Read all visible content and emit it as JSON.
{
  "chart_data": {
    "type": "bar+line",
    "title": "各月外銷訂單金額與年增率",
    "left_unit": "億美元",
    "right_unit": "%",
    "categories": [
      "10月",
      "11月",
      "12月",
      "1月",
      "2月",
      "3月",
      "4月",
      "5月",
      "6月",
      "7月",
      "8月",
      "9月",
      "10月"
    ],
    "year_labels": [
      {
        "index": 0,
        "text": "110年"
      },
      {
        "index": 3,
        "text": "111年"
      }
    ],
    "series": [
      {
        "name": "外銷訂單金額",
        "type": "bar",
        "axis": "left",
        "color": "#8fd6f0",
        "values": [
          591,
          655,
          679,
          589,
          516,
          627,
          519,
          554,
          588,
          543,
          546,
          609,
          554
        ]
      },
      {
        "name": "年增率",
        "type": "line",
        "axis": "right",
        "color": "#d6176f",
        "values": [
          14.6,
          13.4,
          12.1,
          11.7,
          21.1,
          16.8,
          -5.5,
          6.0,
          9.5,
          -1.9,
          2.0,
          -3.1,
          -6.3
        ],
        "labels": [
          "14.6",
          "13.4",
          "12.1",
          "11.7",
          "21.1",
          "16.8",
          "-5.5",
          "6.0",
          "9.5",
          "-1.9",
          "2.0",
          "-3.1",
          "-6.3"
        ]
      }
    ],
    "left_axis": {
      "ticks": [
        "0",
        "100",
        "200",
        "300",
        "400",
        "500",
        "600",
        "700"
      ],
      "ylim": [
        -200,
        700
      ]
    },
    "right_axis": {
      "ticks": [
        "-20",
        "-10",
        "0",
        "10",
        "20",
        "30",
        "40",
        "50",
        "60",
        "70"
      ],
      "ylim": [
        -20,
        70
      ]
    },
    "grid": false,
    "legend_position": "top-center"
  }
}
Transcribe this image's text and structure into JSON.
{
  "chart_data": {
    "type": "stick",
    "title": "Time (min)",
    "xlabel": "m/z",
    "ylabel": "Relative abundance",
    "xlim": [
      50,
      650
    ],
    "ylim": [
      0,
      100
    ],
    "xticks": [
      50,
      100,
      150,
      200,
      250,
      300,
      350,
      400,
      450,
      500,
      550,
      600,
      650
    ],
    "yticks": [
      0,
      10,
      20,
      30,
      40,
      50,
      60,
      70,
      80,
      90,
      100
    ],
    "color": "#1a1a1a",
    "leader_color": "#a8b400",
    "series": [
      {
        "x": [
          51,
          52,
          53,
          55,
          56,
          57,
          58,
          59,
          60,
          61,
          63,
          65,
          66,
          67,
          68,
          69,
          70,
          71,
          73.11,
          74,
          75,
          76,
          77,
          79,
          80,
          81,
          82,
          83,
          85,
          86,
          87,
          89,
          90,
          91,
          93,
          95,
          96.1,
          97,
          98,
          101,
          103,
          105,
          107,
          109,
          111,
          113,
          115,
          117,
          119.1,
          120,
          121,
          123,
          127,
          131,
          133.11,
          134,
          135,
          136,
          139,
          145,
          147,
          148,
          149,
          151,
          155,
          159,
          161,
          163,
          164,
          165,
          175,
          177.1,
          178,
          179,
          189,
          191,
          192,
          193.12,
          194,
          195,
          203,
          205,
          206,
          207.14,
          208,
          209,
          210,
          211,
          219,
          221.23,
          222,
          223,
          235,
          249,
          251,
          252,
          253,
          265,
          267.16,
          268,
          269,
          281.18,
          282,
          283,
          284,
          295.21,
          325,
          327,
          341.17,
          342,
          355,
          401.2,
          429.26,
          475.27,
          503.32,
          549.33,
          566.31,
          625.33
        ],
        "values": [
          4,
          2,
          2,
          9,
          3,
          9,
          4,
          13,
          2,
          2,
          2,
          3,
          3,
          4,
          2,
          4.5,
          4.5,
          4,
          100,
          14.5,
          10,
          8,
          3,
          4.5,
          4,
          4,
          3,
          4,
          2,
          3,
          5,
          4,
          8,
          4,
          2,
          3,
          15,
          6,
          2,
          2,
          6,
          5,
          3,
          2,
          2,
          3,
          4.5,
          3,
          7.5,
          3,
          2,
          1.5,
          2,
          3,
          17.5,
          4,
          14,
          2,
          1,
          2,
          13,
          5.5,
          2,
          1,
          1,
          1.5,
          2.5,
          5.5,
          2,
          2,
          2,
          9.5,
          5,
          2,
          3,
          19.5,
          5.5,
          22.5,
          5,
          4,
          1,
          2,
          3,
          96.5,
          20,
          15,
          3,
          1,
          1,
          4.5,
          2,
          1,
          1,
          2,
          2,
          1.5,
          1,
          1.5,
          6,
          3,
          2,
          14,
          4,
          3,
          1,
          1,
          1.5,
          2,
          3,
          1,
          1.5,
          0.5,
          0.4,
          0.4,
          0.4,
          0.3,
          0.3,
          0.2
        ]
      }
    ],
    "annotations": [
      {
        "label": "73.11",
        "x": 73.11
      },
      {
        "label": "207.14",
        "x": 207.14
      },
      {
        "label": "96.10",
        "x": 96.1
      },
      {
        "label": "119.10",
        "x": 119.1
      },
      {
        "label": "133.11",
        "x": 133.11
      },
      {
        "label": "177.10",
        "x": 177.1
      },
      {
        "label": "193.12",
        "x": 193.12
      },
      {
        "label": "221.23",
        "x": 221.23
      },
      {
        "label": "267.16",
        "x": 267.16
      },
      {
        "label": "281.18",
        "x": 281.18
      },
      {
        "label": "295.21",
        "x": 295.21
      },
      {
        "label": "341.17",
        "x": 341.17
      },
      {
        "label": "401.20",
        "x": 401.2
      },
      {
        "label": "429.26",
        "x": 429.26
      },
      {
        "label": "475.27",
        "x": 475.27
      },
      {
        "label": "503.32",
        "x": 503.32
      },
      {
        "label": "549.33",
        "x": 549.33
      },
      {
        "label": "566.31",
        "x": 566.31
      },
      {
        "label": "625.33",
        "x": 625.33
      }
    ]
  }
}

● ● ●

### The request
Give a word-for-word copy of the records.

### Solution to this task
Read all visible content and emit it as JSON.
{
  "chart_data": {
    "type": "bar+line",
    "title": "各月外銷訂單金額與年增率",
    "left_unit": "億美元",
    "right_unit": "%",
    "categories": [
      "10月",
      "11月",
      "12月",
      "1月",
      "2月",
      "3月",
      "4月",
      "5月",
      "6月",
      "7月",
      "8月",
      "9月",
      "10月"
    ],
    "year_labels": [
      {
        "index": 0,
        "text": "110年"
      },
      {
        "index": 3,
        "text": "111年"
      }
    ],
    "series": [
      {
        "name": "外銷訂單金額",
        "type": "bar",
        "axis": "left",
        "color": "#8fd6f0",
        "values": [
          591,
          655,
          679,
          589,
          516,
          627,
          519,
          554,
          588,
          543,
          546,
          609,
          554
        ]
      },
      {
        "name": "年增率",
        "type": "line",
        "axis": "right",
        "color": "#d6176f",
        "values": [
          14.6,
          13.4,
          12.1,
          11.7,
          21.1,
          16.8,
          -5.5,
          6.0,
          9.5,
          -1.9,
          2.0,
          -3.1,
          -6.3
        ],
        "labels": [
          "14.6",
          "13.4",
          "12.1",
          "11.7",
          "21.1",
          "16.8",
          "-5.5",
          "6.0",
          "9.5",
          "-1.9",
          "2.0",
          "-3.1",
          "-6.3"
        ]
      }
    ],
    "left_axis": {
      "ticks": [
        "0",
        "100",
        "200",
        "300",
        "400",
        "500",
        "600",
        "700"
      ],
      "ylim": [
        -200,
        700
      ]
    },
    "right_axis": {
      "ticks": [
        "-20",
        "-10",
        "0",
        "10",
        "20",
        "30",
        "40",
        "50",
        "60",
        "70"
      ],
      "ylim": [
        -20,
        70
      ]
    },
    "grid": false,
    "legend_position": "top-center"
  }
}
Transcribe this image's text and structure into JSON.
{
  "chart_data": {
    "type": "stick",
    "title": "Time (min)",
    "xlabel": "m/z",
    "ylabel": "Relative abundance",
    "xlim": [
      50,
      650
    ],
    "ylim": [
      0,
      100
    ],
    "xticks": [
      50,
      100,
      150,
      200,
      250,
      300,
      350,
      400,
      450,
      500,
      550,
      600,
      650
    ],
    "yticks": [
      0,
      10,
      20,
      30,
      40,
      50,
      60,
      70,
      80,
      90,
      100
    ],
    "color": "#1a1a1a",
    "leader_color": "#a8b400",
    "series": [
      {
        "x": [
          51,
          52,
          53,
          55,
          56,
          57,
          58,
          59,
          60,
          61,
          63,
          65,
          66,
          67,
          68,
          69,
          70,
          71,
          73.11,
          74,
          75,
          76,
          77,
          79,
          80,
          81,
          82,
          83,
          85,
          86,
          87,
          89,
          90,
          91,
          93,
          95,
          96.1,
          97,
          98,
          101,
          103,
          105,
          107,
          109,
          111,
          113,
          115,
          117,
          119.1,
          120,
          121,
          123,
          127,
          131,
          133.11,
          134,
          135,
          136,
          139,
          145,
          147,
          148,
          149,
          151,
          155,
          159,
          161,
          163,
          164,
          165,
          175,
          177.1,
          178,
          179,
          189,
          191,
          192,
          193.12,
          194,
          195,
          203,
          205,
          206,
          207.14,
          208,
          209,
          210,
          211,
          219,
          221.23,
          222,
          223,
          235,
          249,
          251,
          252,
          253,
          265,
          267.16,
          268,
          269,
          281.18,
          282,
          283,
          284,
          295.21,
          325,
          327,
          341.17,
          342,
          355,
          401.2,
          429.26,
          475.27,
          503.32,
          549.33,
          566.31,
          625.33
        ],
        "values": [
          4,
          2,
          2,
          9,
          3,
          9,
          4,
          13,
          2,
          2,
          2,
          3,
          3,
          4,
          2,
          4.5,
          4.5,
          4,
          100,
          14.5,
          10,
          8,
          3,
          4.5,
          4,
          4,
          3,
          4,
          2,
          3,
          5,
          4,
          8,
          4,
          2,
          3,
          15,
          6,
          2,
          2,
          6,
          5,
          3,
          2,
          2,
          3,
          4.5,
          3,
          7.5,
          3,
          2,
          1.5,
          2,
          3,
          17.5,
          4,
          14,
          2,
          1,
          2,
          13,
          5.5,
          2,
          1,
          1,
          1.5,
          2.5,
          5.5,
          2,
          2,
          2,
          9.5,
          5,
          2,
          3,
          19.5,
          5.5,
          22.5,
          5,
          4,
          1,
          2,
          3,
          96.5,
          20,
          15,
          3,
          1,
          1,
          4.5,
          2,
          1,
          1,
          2,
          2,
          1.5,
          1,
          1.5,
          6,
          3,
          2,
          14,
          4,
          3,
          1,
          1,
          1.5,
          2,
          3,
          1,
          1.5,
          0.5,
          0.4,
          0.4,
          0.4,
          0.3,
          0.3,
          0.2
        ]
      }
    ],
    "annotations": [
      {
        "label": "73.11",
        "x": 73.11
      },
      {
        "label": "207.14",
        "x": 207.14
      },
      {
        "label": "96.10",
        "x": 96.1
      },
      {
        "label": "119.10",
        "x": 119.1
      },
      {
        "label": "133.11",
        "x": 133.11
      },
      {
        "label": "177.10",
        "x": 177.1
      },
      {
        "label": "193.12",
        "x": 193.12
      },
      {
        "label": "221.23",
        "x": 221.23
      },
      {
        "label": "267.16",
        "x": 267.16
      },
      {
        "label": "281.18",
        "x": 281.18
      },
      {
        "label": "295.21",
        "x": 295.21
      },
      {
        "label": "341.17",
        "x": 341.17
      },
      {
        "label": "401.20",
        "x": 401.2
      },
      {
        "label": "429.26",
        "x": 429.26
      },
      {
        "label": "475.27",
        "x": 475.27
      },
      {
        "label": "503.32",
        "x": 503.32
      },
      {
        "label": "549.33",
        "x": 549.33
      },
      {
        "label": "566.31",
        "x": 566.31
      },
      {
        "label": "625.33",
        "x": 625.33
      }
    ]
  }
}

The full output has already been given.